─── ENTRIES ───

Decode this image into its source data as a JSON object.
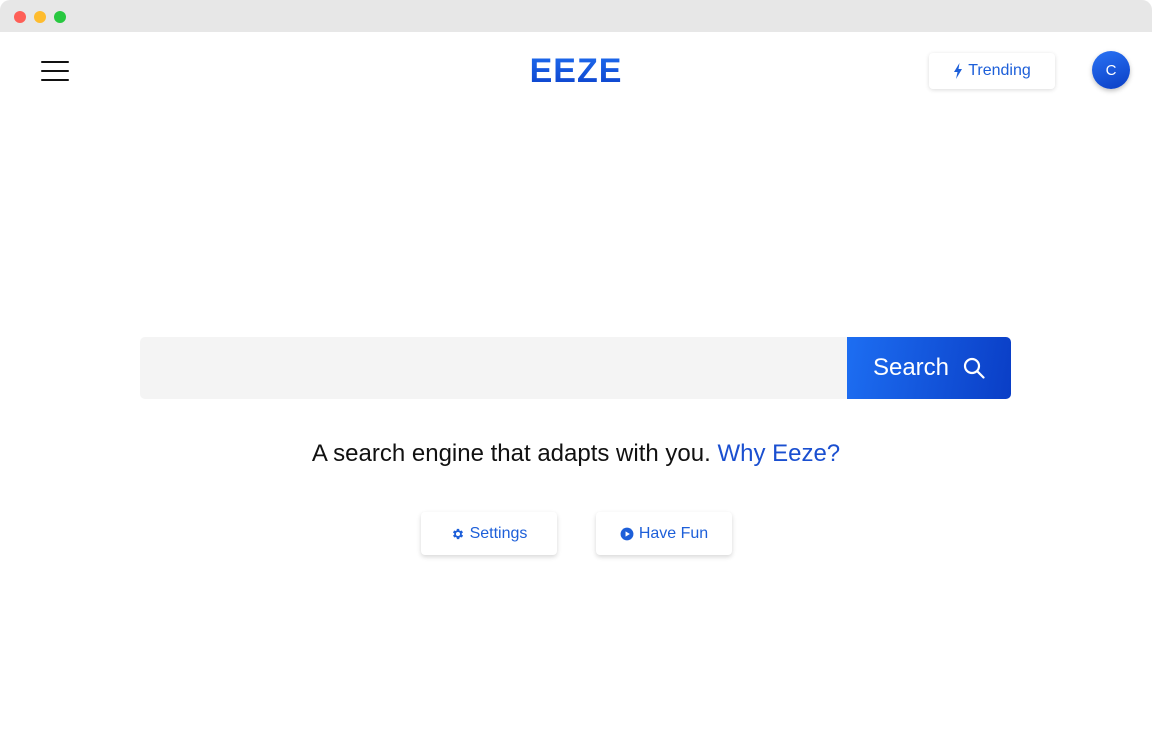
{
  "window": {
    "controls": [
      "close",
      "minimize",
      "maximize"
    ]
  },
  "header": {
    "menu_icon": "hamburger-menu-icon",
    "logo_text": "EEZE",
    "trending_label": "Trending",
    "trending_icon": "lightning-bolt-icon",
    "avatar_initial": "C"
  },
  "search": {
    "input_value": "",
    "button_label": "Search",
    "button_icon": "search-icon"
  },
  "tagline": {
    "text": "A search engine that adapts with you.",
    "link_text": "Why Eeze?"
  },
  "actions": {
    "settings_label": "Settings",
    "settings_icon": "gear-icon",
    "fun_label": "Have Fun",
    "fun_icon": "play-circle-icon"
  },
  "colors": {
    "brand_blue": "#1a5fe6",
    "brand_blue_dark": "#0a3ec6",
    "search_bg": "#f4f4f4",
    "traffic_close": "#fe5f57",
    "traffic_min": "#febc2e",
    "traffic_max": "#28c840"
  }
}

───

**WHAT IS REQUIRED**
Leave the pictures out and reproduce all of the records exactly.

**THE RESPONSE**
Decode this image into its source data as a JSON object.
{
  "window": {
    "controls": [
      "close",
      "minimize",
      "maximize"
    ]
  },
  "header": {
    "menu_icon": "hamburger-menu-icon",
    "logo_text": "EEZE",
    "trending_label": "Trending",
    "trending_icon": "lightning-bolt-icon",
    "avatar_initial": "C"
  },
  "search": {
    "input_value": "",
    "button_label": "Search",
    "button_icon": "search-icon"
  },
  "tagline": {
    "text": "A search engine that adapts with you.",
    "link_text": "Why Eeze?"
  },
  "actions": {
    "settings_label": "Settings",
    "settings_icon": "gear-icon",
    "fun_label": "Have Fun",
    "fun_icon": "play-circle-icon"
  },
  "colors": {
    "brand_blue": "#1a5fe6",
    "brand_blue_dark": "#0a3ec6",
    "search_bg": "#f4f4f4",
    "traffic_close": "#fe5f57",
    "traffic_min": "#febc2e",
    "traffic_max": "#28c840"
  }
}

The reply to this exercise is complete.